> **What to produce**
Set the listing down again exactly, please, apart from its pictures.

☆ ☆ ☆ ☆

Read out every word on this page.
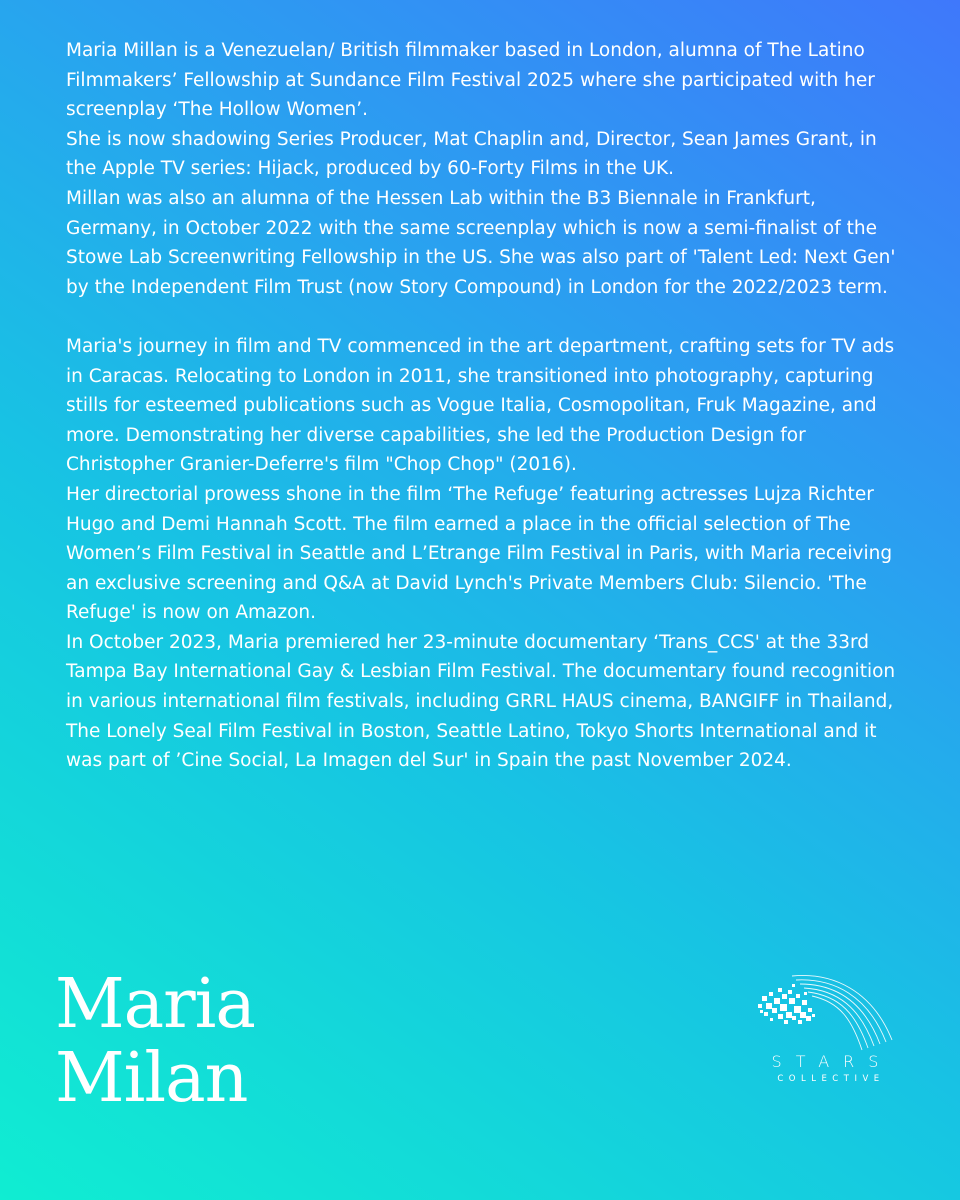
Maria Millan is a Venezuelan/ British filmmaker based in London, alumna of The Latino Filmmakers’ Fellowship at Sundance Film Festival 2025 where she participated with her screenplay ‘The Hollow Women’.

She is now shadowing Series Producer, Mat Chaplin and, Director, Sean James Grant, in the Apple TV series: Hijack, produced by 60-Forty Films in the UK.

Millan was also an alumna of the Hessen Lab within the B3 Biennale in Frankfurt, Germany, in October 2022 with the same screenplay which is now a semi-finalist of the Stowe Lab Screenwriting Fellowship in the US. She was also part of 'Talent Led: Next Gen' by the Independent Film Trust (now Story Compound) in London for the 2022/2023 term.

Maria's journey in film and TV commenced in the art department, crafting sets for TV ads in Caracas. Relocating to London in 2011, she transitioned into photography, capturing stills for esteemed publications such as Vogue Italia, Cosmopolitan, Fruk Magazine, and more. Demonstrating her diverse capabilities, she led the Production Design for Christopher Granier-Deferre's film "Chop Chop" (2016).

Her directorial prowess shone in the film ‘The Refuge’ featuring actresses Lujza Richter Hugo and Demi Hannah Scott. The film earned a place in the official selection of The Women’s Film Festival in Seattle and L’Etrange Film Festival in Paris, with Maria receiving an exclusive screening and Q&A at David Lynch's Private Members Club: Silencio. 'The Refuge' is now on Amazon.

In October 2023, Maria premiered her 23-minute documentary ‘Trans_CCS' at the 33rd Tampa Bay International Gay & Lesbian Film Festival. The documentary found recognition in various international film festivals, including GRRL HAUS cinema, BANGIFF in Thailand, The Lonely Seal Film Festival in Boston, Seattle Latino, Tokyo Shorts International and it was part of ’Cine Social, La Imagen del Sur' in Spain the past November 2024.

Maria
Milan	STARS
COLLECTIVE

☆ ☆ ☆ ☆

> **Solution for this problem**
Read out every word on this page.
Maria Millan is a Venezuelan/ British filmmaker based in London, alumna of The Latino Filmmakers’ Fellowship at Sundance Film Festival 2025 where she participated with her screenplay ‘The Hollow Women’.

She is now shadowing Series Producer, Mat Chaplin and, Director, Sean James Grant, in the Apple TV series: Hijack, produced by 60-Forty Films in the UK.

Millan was also an alumna of the Hessen Lab within the B3 Biennale in Frankfurt, Germany, in October 2022 with the same screenplay which is now a semi-finalist of the Stowe Lab Screenwriting Fellowship in the US. She was also part of 'Talent Led: Next Gen' by the Independent Film Trust (now Story Compound) in London for the 2022/2023 term.

Maria's journey in film and TV commenced in the art department, crafting sets for TV ads in Caracas. Relocating to London in 2011, she transitioned into photography, capturing stills for esteemed publications such as Vogue Italia, Cosmopolitan, Fruk Magazine, and more. Demonstrating her diverse capabilities, she led the Production Design for Christopher Granier-Deferre's film "Chop Chop" (2016).

Her directorial prowess shone in the film ‘The Refuge’ featuring actresses Lujza Richter Hugo and Demi Hannah Scott. The film earned a place in the official selection of The Women’s Film Festival in Seattle and L’Etrange Film Festival in Paris, with Maria receiving an exclusive screening and Q&A at David Lynch's Private Members Club: Silencio. 'The Refuge' is now on Amazon.

In October 2023, Maria premiered her 23-minute documentary ‘Trans_CCS' at the 33rd Tampa Bay International Gay & Lesbian Film Festival. The documentary found recognition in various international film festivals, including GRRL HAUS cinema, BANGIFF in Thailand, The Lonely Seal Film Festival in Boston, Seattle Latino, Tokyo Shorts International and it was part of ’Cine Social, La Imagen del Sur' in Spain the past November 2024.

Maria
Milan	STARS
COLLECTIVE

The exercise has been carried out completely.